REQUIRED TASK | Return each line of the material verbatim.

RECORDS |
○ ○ ○ ○

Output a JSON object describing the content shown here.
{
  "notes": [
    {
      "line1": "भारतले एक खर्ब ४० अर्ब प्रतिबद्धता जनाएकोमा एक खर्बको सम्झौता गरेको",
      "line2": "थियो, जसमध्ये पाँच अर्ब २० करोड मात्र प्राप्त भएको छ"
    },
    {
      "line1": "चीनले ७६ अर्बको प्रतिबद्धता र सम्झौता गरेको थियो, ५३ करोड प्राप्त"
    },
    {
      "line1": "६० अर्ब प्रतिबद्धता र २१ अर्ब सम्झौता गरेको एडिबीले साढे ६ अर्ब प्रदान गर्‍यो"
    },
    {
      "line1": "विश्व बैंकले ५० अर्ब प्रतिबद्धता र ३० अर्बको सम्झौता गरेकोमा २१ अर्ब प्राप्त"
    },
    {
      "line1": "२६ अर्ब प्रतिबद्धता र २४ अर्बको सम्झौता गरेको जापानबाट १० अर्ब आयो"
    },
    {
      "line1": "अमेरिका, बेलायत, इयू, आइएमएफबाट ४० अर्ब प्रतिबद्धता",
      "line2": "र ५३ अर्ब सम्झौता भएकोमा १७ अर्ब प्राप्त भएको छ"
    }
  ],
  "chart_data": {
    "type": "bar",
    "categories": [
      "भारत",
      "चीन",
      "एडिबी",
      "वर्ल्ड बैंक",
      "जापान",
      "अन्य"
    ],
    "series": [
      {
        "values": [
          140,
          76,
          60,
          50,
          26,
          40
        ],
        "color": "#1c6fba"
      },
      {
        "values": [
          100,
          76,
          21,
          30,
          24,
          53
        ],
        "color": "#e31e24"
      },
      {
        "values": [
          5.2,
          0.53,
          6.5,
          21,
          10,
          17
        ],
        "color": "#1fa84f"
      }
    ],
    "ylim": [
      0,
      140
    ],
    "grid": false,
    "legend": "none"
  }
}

○ ○ ○ ○

RESPONSE TO THE EXERCISE |
Output a JSON object describing the content shown here.
{
  "notes": [
    {
      "line1": "भारतले एक खर्ब ४० अर्ब प्रतिबद्धता जनाएकोमा एक खर्बको सम्झौता गरेको",
      "line2": "थियो, जसमध्ये पाँच अर्ब २० करोड मात्र प्राप्त भएको छ"
    },
    {
      "line1": "चीनले ७६ अर्बको प्रतिबद्धता र सम्झौता गरेको थियो, ५३ करोड प्राप्त"
    },
    {
      "line1": "६० अर्ब प्रतिबद्धता र २१ अर्ब सम्झौता गरेको एडिबीले साढे ६ अर्ब प्रदान गर्‍यो"
    },
    {
      "line1": "विश्व बैंकले ५० अर्ब प्रतिबद्धता र ३० अर्बको सम्झौता गरेकोमा २१ अर्ब प्राप्त"
    },
    {
      "line1": "२६ अर्ब प्रतिबद्धता र २४ अर्बको सम्झौता गरेको जापानबाट १० अर्ब आयो"
    },
    {
      "line1": "अमेरिका, बेलायत, इयू, आइएमएफबाट ४० अर्ब प्रतिबद्धता",
      "line2": "र ५३ अर्ब सम्झौता भएकोमा १७ अर्ब प्राप्त भएको छ"
    }
  ],
  "chart_data": {
    "type": "bar",
    "categories": [
      "भारत",
      "चीन",
      "एडिबी",
      "वर्ल्ड बैंक",
      "जापान",
      "अन्य"
    ],
    "series": [
      {
        "values": [
          140,
          76,
          60,
          50,
          26,
          40
        ],
        "color": "#1c6fba"
      },
      {
        "values": [
          100,
          76,
          21,
          30,
          24,
          53
        ],
        "color": "#e31e24"
      },
      {
        "values": [
          5.2,
          0.53,
          6.5,
          21,
          10,
          17
        ],
        "color": "#1fa84f"
      }
    ],
    "ylim": [
      0,
      140
    ],
    "grid": false,
    "legend": "none"
  }
}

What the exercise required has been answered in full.